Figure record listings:
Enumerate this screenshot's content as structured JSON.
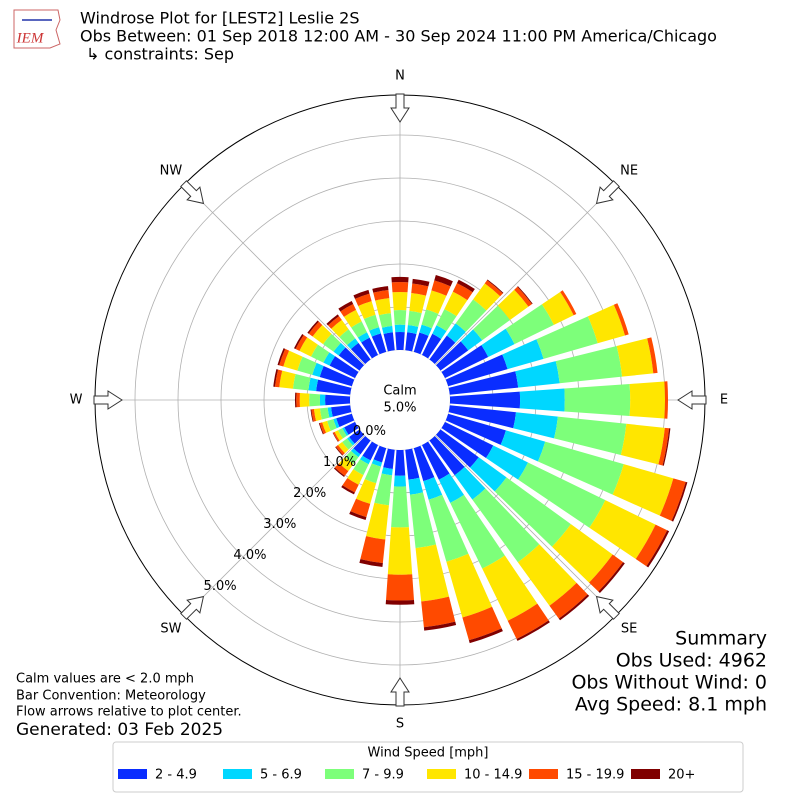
{
  "chart_data": {
    "type": "windrose",
    "title": "Windrose Plot for [LEST2] Leslie 2S",
    "subtitle": "Obs Between: 01 Sep 2018 12:00 AM - 30 Sep 2024 11:00 PM America/Chicago",
    "constraints": "↳ constraints: Sep",
    "compass": [
      "N",
      "NE",
      "E",
      "SE",
      "S",
      "SW",
      "W",
      "NW"
    ],
    "x": [
      0,
      10,
      20,
      30,
      40,
      50,
      60,
      70,
      80,
      90,
      100,
      110,
      120,
      130,
      140,
      150,
      160,
      170,
      180,
      190,
      200,
      210,
      220,
      230,
      240,
      250,
      260,
      270,
      280,
      290,
      300,
      310,
      320,
      330,
      340,
      350
    ],
    "ylim": [
      0,
      5.93
    ],
    "yticks": [
      {
        "value": 0,
        "label": "0.0%"
      },
      {
        "value": 1,
        "label": "1.0%"
      },
      {
        "value": 2,
        "label": "2.0%"
      },
      {
        "value": 3,
        "label": "3.0%"
      },
      {
        "value": 4,
        "label": "4.0%"
      },
      {
        "value": 5,
        "label": "5.0%"
      }
    ],
    "calm": {
      "label": "Calm",
      "value": 5,
      "value_label": "5.0%"
    },
    "legend_title": "Wind Speed [mph]",
    "series": [
      {
        "name": "2 - 4.9",
        "color": "#0a2dff",
        "values": [
          0.42,
          0.42,
          0.47,
          0.55,
          0.69,
          0.8,
          1.12,
          1.44,
          1.6,
          1.63,
          1.55,
          1.4,
          1.25,
          1.1,
          1.0,
          0.9,
          0.8,
          0.7,
          0.6,
          0.45,
          0.35,
          0.4,
          0.4,
          0.3,
          0.28,
          0.38,
          0.45,
          0.58,
          0.8,
          0.78,
          0.66,
          0.6,
          0.48,
          0.45,
          0.45,
          0.42
        ]
      },
      {
        "name": "5 - 6.9",
        "color": "#00d7ff",
        "values": [
          0.17,
          0.17,
          0.19,
          0.22,
          0.35,
          0.4,
          0.68,
          0.87,
          0.97,
          1.04,
          0.98,
          0.95,
          0.9,
          0.8,
          0.7,
          0.6,
          0.45,
          0.35,
          0.25,
          0.15,
          0.1,
          0.1,
          0.08,
          0.06,
          0.05,
          0.07,
          0.08,
          0.12,
          0.18,
          0.18,
          0.16,
          0.15,
          0.13,
          0.14,
          0.15,
          0.15
        ]
      },
      {
        "name": "7 - 9.9",
        "color": "#7dff7a",
        "values": [
          0.34,
          0.33,
          0.37,
          0.42,
          0.69,
          0.8,
          1.02,
          1.31,
          1.46,
          1.52,
          1.6,
          1.9,
          2.0,
          1.85,
          1.8,
          1.7,
          1.5,
          1.25,
          0.95,
          0.7,
          0.4,
          0.28,
          0.2,
          0.14,
          0.11,
          0.15,
          0.18,
          0.25,
          0.36,
          0.36,
          0.32,
          0.3,
          0.26,
          0.28,
          0.3,
          0.3
        ]
      },
      {
        "name": "10 - 14.9",
        "color": "#ffe600",
        "values": [
          0.42,
          0.42,
          0.46,
          0.45,
          0.46,
          0.53,
          0.51,
          0.66,
          0.73,
          0.81,
          0.9,
          1.2,
          1.3,
          1.2,
          1.25,
          1.35,
          1.35,
          1.25,
          1.1,
          0.8,
          0.5,
          0.25,
          0.2,
          0.12,
          0.09,
          0.12,
          0.14,
          0.22,
          0.32,
          0.34,
          0.3,
          0.3,
          0.27,
          0.3,
          0.33,
          0.35
        ]
      },
      {
        "name": "15 - 19.9",
        "color": "#ff4a00",
        "values": [
          0.23,
          0.22,
          0.24,
          0.22,
          0.09,
          0.1,
          0.07,
          0.09,
          0.1,
          0.07,
          0.1,
          0.3,
          0.3,
          0.3,
          0.37,
          0.47,
          0.55,
          0.6,
          0.6,
          0.55,
          0.32,
          0.2,
          0.14,
          0.06,
          0.04,
          0.06,
          0.06,
          0.08,
          0.1,
          0.1,
          0.1,
          0.11,
          0.11,
          0.15,
          0.18,
          0.19
        ]
      },
      {
        "name": "20+",
        "color": "#800000",
        "values": [
          0.12,
          0.11,
          0.13,
          0.09,
          0.02,
          0.02,
          0,
          0,
          0,
          0,
          0.03,
          0.04,
          0.05,
          0.05,
          0.05,
          0.05,
          0.07,
          0.08,
          0.1,
          0.09,
          0.07,
          0.05,
          0.03,
          0.02,
          0.01,
          0.02,
          0.02,
          0.03,
          0.04,
          0.04,
          0.04,
          0.04,
          0.05,
          0.08,
          0.09,
          0.09
        ]
      }
    ],
    "summary": {
      "title": "Summary",
      "lines": [
        "Obs Used: 4962",
        "Obs Without Wind: 0",
        "Avg Speed: 8.1 mph"
      ]
    },
    "notes": [
      "Calm values are < 2.0 mph",
      "Bar Convention: Meteorology",
      "Flow arrows relative to plot center."
    ],
    "generated": "Generated: 03 Feb 2025",
    "logo": "IEM"
  }
}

WHAT YOU WILL DO >>
Print out every entry above without changing a word, and leave out the pictures.

FULL ANSWER >>
Enumerate this screenshot's content as structured JSON.
{
  "chart_data": {
    "type": "windrose",
    "title": "Windrose Plot for [LEST2] Leslie 2S",
    "subtitle": "Obs Between: 01 Sep 2018 12:00 AM - 30 Sep 2024 11:00 PM America/Chicago",
    "constraints": "↳ constraints: Sep",
    "compass": [
      "N",
      "NE",
      "E",
      "SE",
      "S",
      "SW",
      "W",
      "NW"
    ],
    "x": [
      0,
      10,
      20,
      30,
      40,
      50,
      60,
      70,
      80,
      90,
      100,
      110,
      120,
      130,
      140,
      150,
      160,
      170,
      180,
      190,
      200,
      210,
      220,
      230,
      240,
      250,
      260,
      270,
      280,
      290,
      300,
      310,
      320,
      330,
      340,
      350
    ],
    "ylim": [
      0,
      5.93
    ],
    "yticks": [
      {
        "value": 0,
        "label": "0.0%"
      },
      {
        "value": 1,
        "label": "1.0%"
      },
      {
        "value": 2,
        "label": "2.0%"
      },
      {
        "value": 3,
        "label": "3.0%"
      },
      {
        "value": 4,
        "label": "4.0%"
      },
      {
        "value": 5,
        "label": "5.0%"
      }
    ],
    "calm": {
      "label": "Calm",
      "value": 5,
      "value_label": "5.0%"
    },
    "legend_title": "Wind Speed [mph]",
    "series": [
      {
        "name": "2 - 4.9",
        "color": "#0a2dff",
        "values": [
          0.42,
          0.42,
          0.47,
          0.55,
          0.69,
          0.8,
          1.12,
          1.44,
          1.6,
          1.63,
          1.55,
          1.4,
          1.25,
          1.1,
          1.0,
          0.9,
          0.8,
          0.7,
          0.6,
          0.45,
          0.35,
          0.4,
          0.4,
          0.3,
          0.28,
          0.38,
          0.45,
          0.58,
          0.8,
          0.78,
          0.66,
          0.6,
          0.48,
          0.45,
          0.45,
          0.42
        ]
      },
      {
        "name": "5 - 6.9",
        "color": "#00d7ff",
        "values": [
          0.17,
          0.17,
          0.19,
          0.22,
          0.35,
          0.4,
          0.68,
          0.87,
          0.97,
          1.04,
          0.98,
          0.95,
          0.9,
          0.8,
          0.7,
          0.6,
          0.45,
          0.35,
          0.25,
          0.15,
          0.1,
          0.1,
          0.08,
          0.06,
          0.05,
          0.07,
          0.08,
          0.12,
          0.18,
          0.18,
          0.16,
          0.15,
          0.13,
          0.14,
          0.15,
          0.15
        ]
      },
      {
        "name": "7 - 9.9",
        "color": "#7dff7a",
        "values": [
          0.34,
          0.33,
          0.37,
          0.42,
          0.69,
          0.8,
          1.02,
          1.31,
          1.46,
          1.52,
          1.6,
          1.9,
          2.0,
          1.85,
          1.8,
          1.7,
          1.5,
          1.25,
          0.95,
          0.7,
          0.4,
          0.28,
          0.2,
          0.14,
          0.11,
          0.15,
          0.18,
          0.25,
          0.36,
          0.36,
          0.32,
          0.3,
          0.26,
          0.28,
          0.3,
          0.3
        ]
      },
      {
        "name": "10 - 14.9",
        "color": "#ffe600",
        "values": [
          0.42,
          0.42,
          0.46,
          0.45,
          0.46,
          0.53,
          0.51,
          0.66,
          0.73,
          0.81,
          0.9,
          1.2,
          1.3,
          1.2,
          1.25,
          1.35,
          1.35,
          1.25,
          1.1,
          0.8,
          0.5,
          0.25,
          0.2,
          0.12,
          0.09,
          0.12,
          0.14,
          0.22,
          0.32,
          0.34,
          0.3,
          0.3,
          0.27,
          0.3,
          0.33,
          0.35
        ]
      },
      {
        "name": "15 - 19.9",
        "color": "#ff4a00",
        "values": [
          0.23,
          0.22,
          0.24,
          0.22,
          0.09,
          0.1,
          0.07,
          0.09,
          0.1,
          0.07,
          0.1,
          0.3,
          0.3,
          0.3,
          0.37,
          0.47,
          0.55,
          0.6,
          0.6,
          0.55,
          0.32,
          0.2,
          0.14,
          0.06,
          0.04,
          0.06,
          0.06,
          0.08,
          0.1,
          0.1,
          0.1,
          0.11,
          0.11,
          0.15,
          0.18,
          0.19
        ]
      },
      {
        "name": "20+",
        "color": "#800000",
        "values": [
          0.12,
          0.11,
          0.13,
          0.09,
          0.02,
          0.02,
          0,
          0,
          0,
          0,
          0.03,
          0.04,
          0.05,
          0.05,
          0.05,
          0.05,
          0.07,
          0.08,
          0.1,
          0.09,
          0.07,
          0.05,
          0.03,
          0.02,
          0.01,
          0.02,
          0.02,
          0.03,
          0.04,
          0.04,
          0.04,
          0.04,
          0.05,
          0.08,
          0.09,
          0.09
        ]
      }
    ],
    "summary": {
      "title": "Summary",
      "lines": [
        "Obs Used: 4962",
        "Obs Without Wind: 0",
        "Avg Speed: 8.1 mph"
      ]
    },
    "notes": [
      "Calm values are < 2.0 mph",
      "Bar Convention: Meteorology",
      "Flow arrows relative to plot center."
    ],
    "generated": "Generated: 03 Feb 2025",
    "logo": "IEM"
  }
}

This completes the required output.